(What the task asks): Extract all lines containing "object".

(Available data):

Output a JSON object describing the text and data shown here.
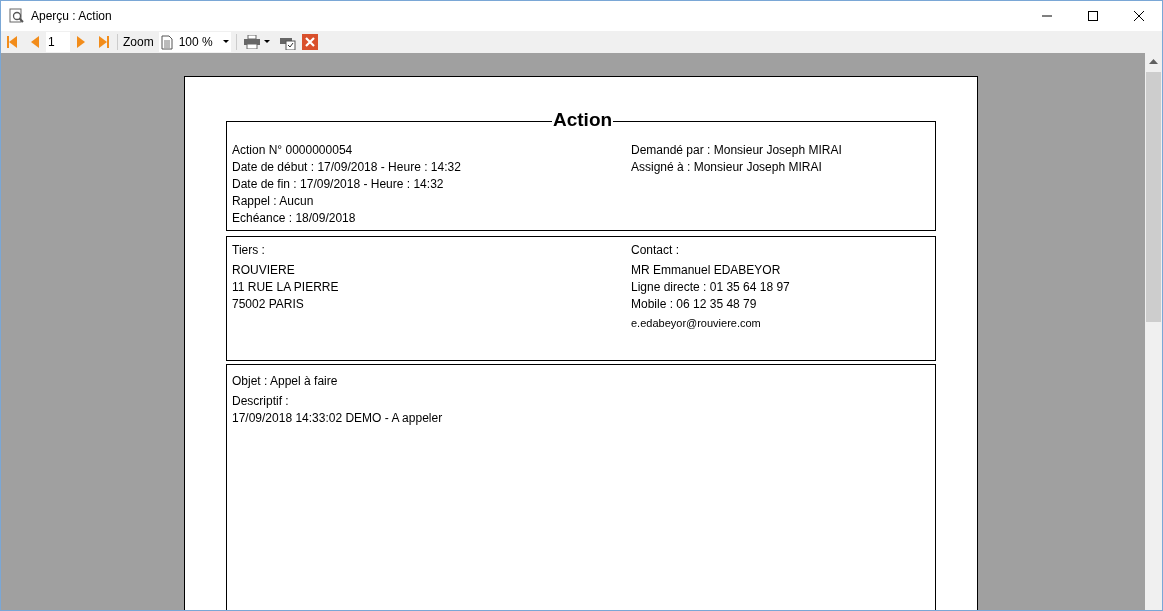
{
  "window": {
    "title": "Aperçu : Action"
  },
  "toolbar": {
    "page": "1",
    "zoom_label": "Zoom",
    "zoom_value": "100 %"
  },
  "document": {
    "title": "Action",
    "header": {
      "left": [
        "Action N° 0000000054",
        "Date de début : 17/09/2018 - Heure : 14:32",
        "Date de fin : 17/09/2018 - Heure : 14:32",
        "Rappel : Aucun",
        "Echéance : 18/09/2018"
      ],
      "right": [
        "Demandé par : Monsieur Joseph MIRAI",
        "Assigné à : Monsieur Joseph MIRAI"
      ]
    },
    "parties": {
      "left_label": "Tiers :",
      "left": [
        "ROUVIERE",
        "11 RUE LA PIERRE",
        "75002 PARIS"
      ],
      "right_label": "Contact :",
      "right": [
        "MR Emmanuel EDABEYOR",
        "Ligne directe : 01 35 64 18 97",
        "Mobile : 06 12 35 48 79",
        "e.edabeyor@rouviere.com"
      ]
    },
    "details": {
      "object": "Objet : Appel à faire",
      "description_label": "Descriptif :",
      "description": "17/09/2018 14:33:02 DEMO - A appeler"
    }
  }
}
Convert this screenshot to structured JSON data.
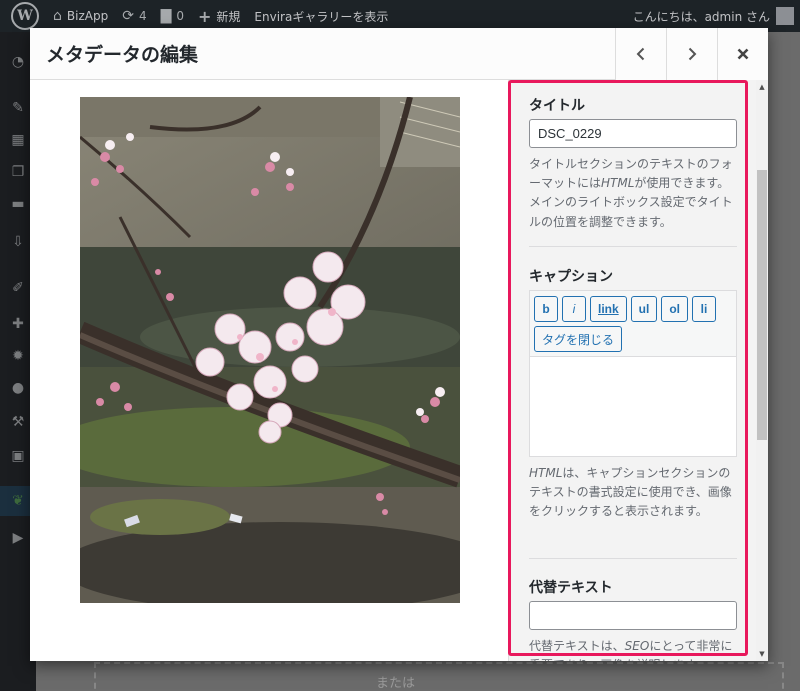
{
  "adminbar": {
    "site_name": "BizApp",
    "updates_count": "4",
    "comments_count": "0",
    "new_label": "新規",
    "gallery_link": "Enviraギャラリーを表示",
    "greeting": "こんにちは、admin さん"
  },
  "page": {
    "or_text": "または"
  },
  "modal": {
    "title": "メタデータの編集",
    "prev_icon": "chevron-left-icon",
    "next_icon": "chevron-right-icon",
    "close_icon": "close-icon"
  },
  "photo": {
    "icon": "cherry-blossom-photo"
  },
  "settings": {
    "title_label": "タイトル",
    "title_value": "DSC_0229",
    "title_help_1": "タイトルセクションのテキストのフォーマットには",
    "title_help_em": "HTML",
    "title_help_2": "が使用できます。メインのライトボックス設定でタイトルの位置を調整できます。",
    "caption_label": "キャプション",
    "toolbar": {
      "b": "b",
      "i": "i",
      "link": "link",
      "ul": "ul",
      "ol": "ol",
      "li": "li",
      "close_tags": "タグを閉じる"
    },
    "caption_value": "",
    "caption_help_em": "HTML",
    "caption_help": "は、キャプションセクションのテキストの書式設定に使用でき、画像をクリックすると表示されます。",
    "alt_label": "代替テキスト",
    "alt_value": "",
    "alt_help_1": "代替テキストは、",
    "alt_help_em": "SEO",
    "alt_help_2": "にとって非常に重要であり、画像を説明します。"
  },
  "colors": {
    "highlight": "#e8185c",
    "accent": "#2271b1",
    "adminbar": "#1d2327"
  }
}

--

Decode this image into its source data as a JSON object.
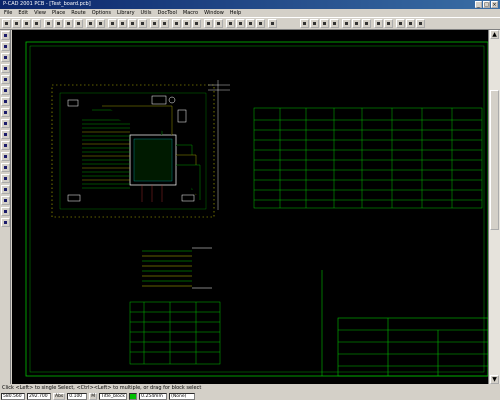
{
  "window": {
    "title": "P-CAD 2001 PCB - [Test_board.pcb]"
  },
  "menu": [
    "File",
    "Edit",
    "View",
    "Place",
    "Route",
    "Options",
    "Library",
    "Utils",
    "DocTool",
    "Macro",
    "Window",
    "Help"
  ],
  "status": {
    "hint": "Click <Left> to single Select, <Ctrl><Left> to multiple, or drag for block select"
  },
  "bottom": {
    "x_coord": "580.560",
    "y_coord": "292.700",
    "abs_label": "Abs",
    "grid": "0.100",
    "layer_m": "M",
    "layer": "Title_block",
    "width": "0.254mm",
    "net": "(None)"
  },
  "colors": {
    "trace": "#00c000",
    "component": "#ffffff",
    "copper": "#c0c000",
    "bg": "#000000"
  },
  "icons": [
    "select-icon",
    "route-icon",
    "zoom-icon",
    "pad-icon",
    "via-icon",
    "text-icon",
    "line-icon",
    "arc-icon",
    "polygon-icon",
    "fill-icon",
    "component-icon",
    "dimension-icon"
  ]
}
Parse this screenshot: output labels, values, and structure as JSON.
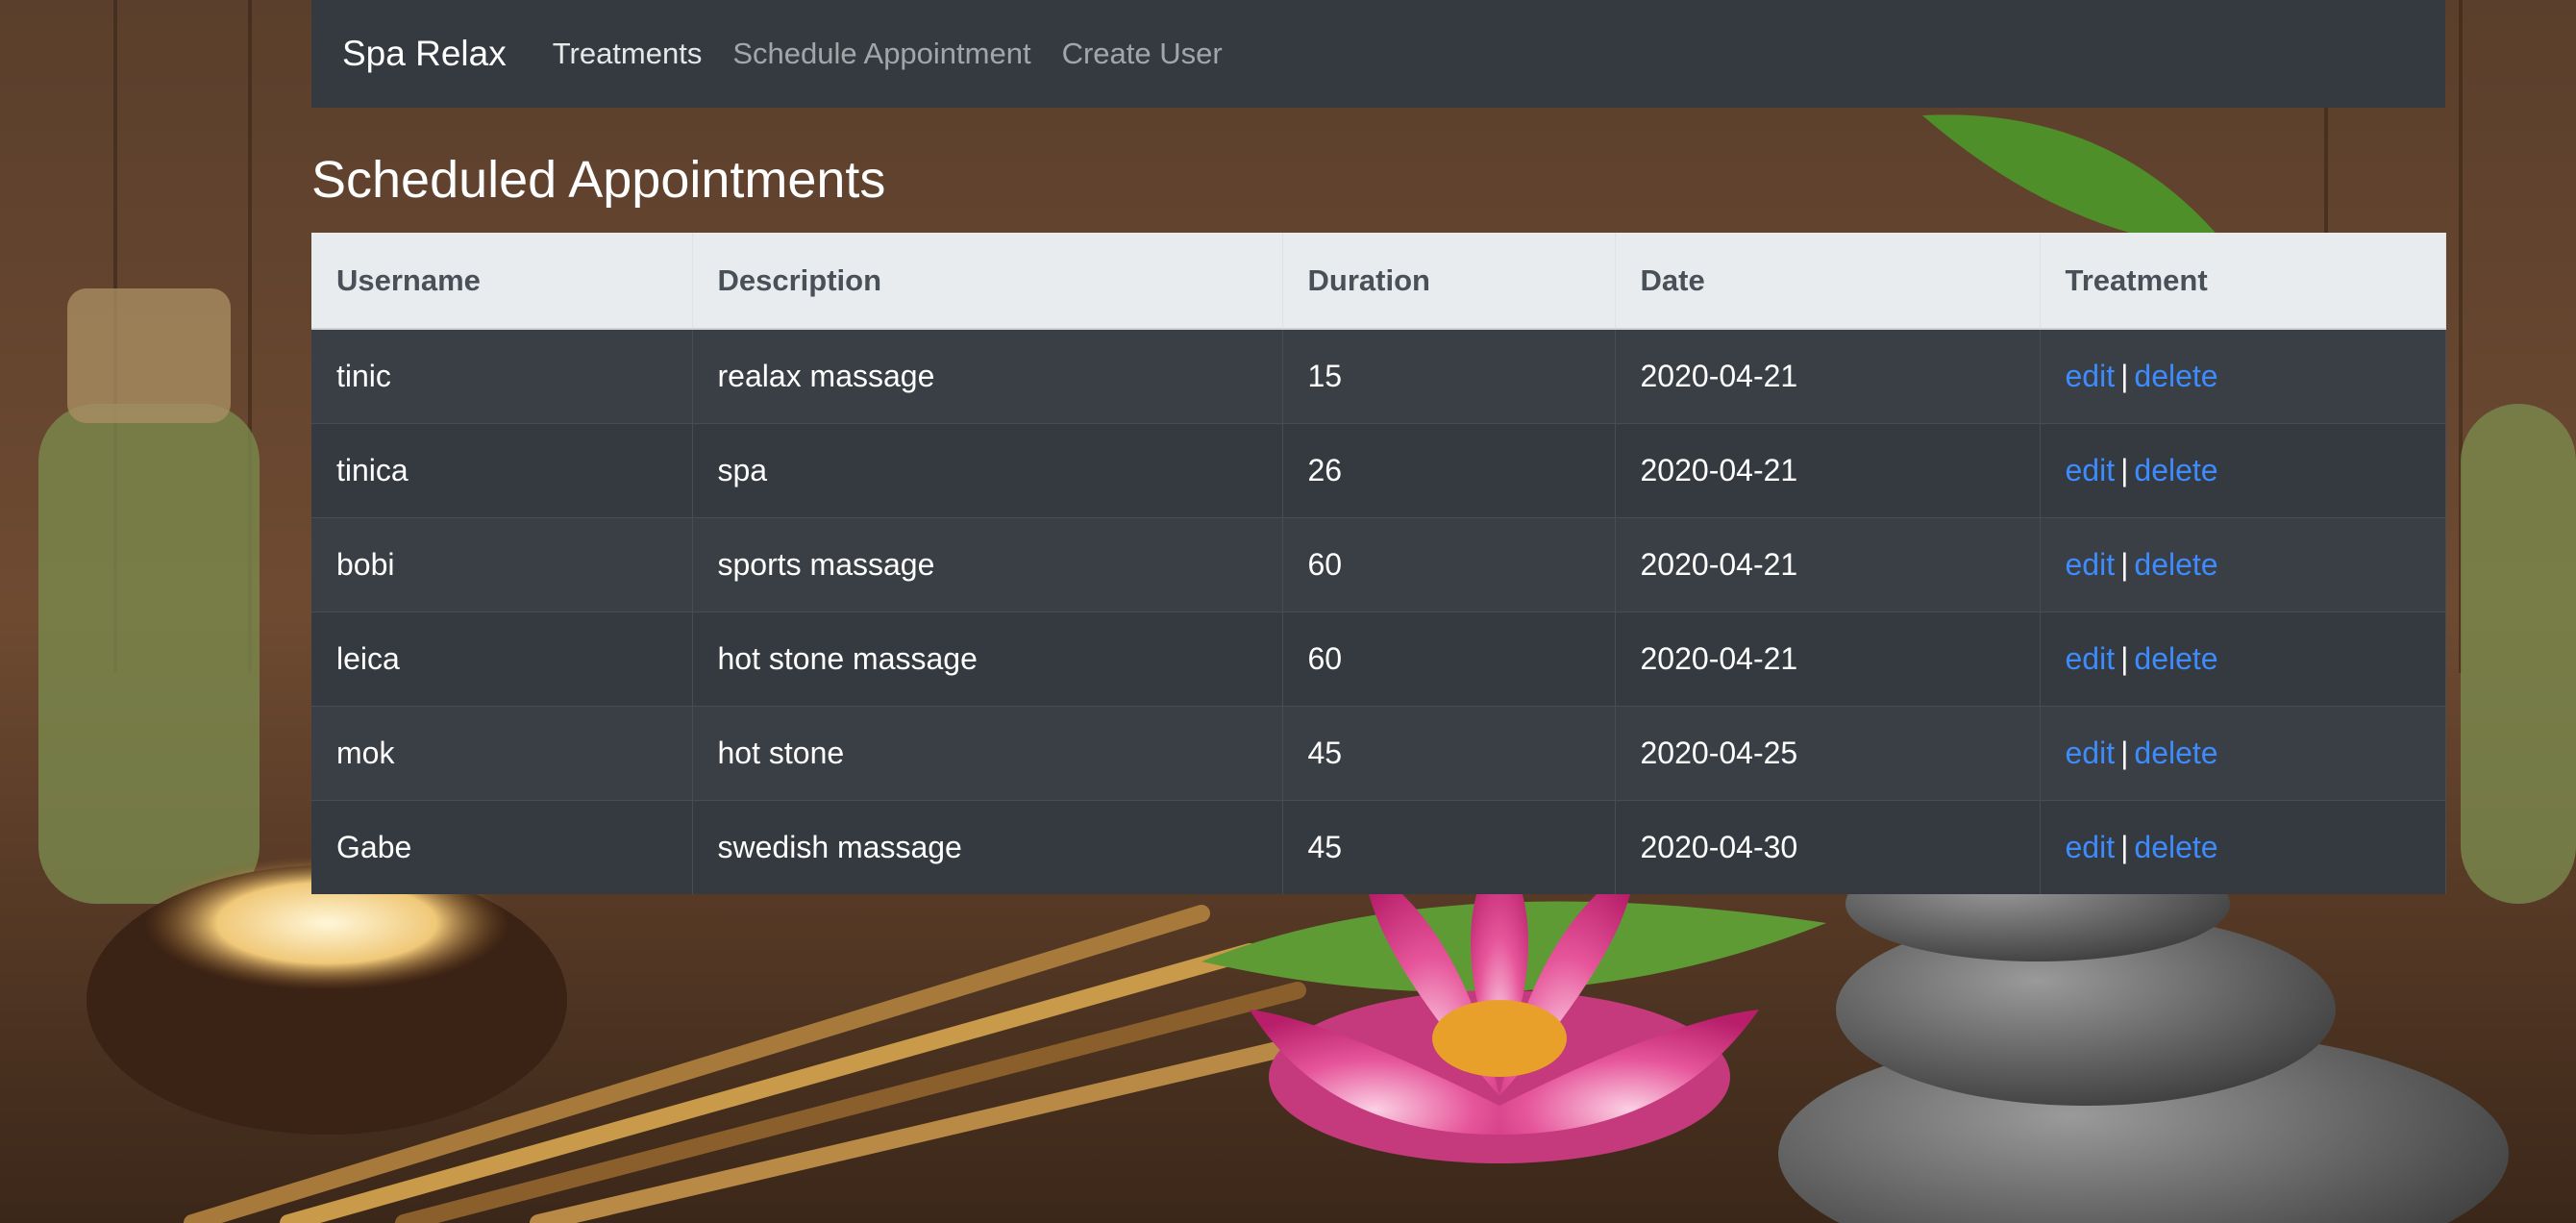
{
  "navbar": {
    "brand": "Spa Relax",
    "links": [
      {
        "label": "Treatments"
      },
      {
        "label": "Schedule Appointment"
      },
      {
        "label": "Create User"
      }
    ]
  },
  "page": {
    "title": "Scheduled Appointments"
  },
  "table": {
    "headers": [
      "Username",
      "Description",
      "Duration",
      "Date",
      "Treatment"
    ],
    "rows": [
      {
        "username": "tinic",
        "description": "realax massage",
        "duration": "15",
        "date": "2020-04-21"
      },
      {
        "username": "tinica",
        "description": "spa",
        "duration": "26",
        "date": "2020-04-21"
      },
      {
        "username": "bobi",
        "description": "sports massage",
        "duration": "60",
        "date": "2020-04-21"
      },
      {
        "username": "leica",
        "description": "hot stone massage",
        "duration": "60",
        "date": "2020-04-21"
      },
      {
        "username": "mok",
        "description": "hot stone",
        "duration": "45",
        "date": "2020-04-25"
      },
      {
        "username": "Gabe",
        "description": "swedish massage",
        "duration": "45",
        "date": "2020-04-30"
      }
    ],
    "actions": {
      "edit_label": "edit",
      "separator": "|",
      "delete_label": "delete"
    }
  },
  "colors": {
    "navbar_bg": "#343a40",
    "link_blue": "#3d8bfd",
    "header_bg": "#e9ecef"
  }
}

(Task answer):
Output a JSON object describing the text and data shown here.
      "object": "Objet : Appel à faire",
Decode this image into its source data as a JSON object.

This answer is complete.